* _ITEMS_:
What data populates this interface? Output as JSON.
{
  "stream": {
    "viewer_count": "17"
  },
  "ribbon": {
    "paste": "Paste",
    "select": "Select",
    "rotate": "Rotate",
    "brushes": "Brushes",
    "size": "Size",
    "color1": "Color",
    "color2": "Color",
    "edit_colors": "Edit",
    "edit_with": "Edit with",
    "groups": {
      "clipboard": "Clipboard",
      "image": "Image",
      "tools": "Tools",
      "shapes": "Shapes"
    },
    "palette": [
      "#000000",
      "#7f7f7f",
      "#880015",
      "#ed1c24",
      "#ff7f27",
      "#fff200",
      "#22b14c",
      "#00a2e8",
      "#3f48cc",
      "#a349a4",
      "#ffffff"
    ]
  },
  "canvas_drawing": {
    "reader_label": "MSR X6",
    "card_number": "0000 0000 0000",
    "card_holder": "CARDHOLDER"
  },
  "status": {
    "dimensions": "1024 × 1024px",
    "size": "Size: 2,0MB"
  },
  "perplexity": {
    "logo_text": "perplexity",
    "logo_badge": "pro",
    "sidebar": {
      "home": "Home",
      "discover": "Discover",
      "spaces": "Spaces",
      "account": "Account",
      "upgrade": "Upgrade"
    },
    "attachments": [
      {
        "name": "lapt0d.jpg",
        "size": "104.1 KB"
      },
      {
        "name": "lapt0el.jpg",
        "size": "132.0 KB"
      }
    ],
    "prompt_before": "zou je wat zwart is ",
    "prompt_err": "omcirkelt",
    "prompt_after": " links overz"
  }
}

* _WHAT THIS TASK INVOLVES_:
In the data above, tally the lines holding "size" and answer with the figure only.

* _CORRECT ANSWER_:
4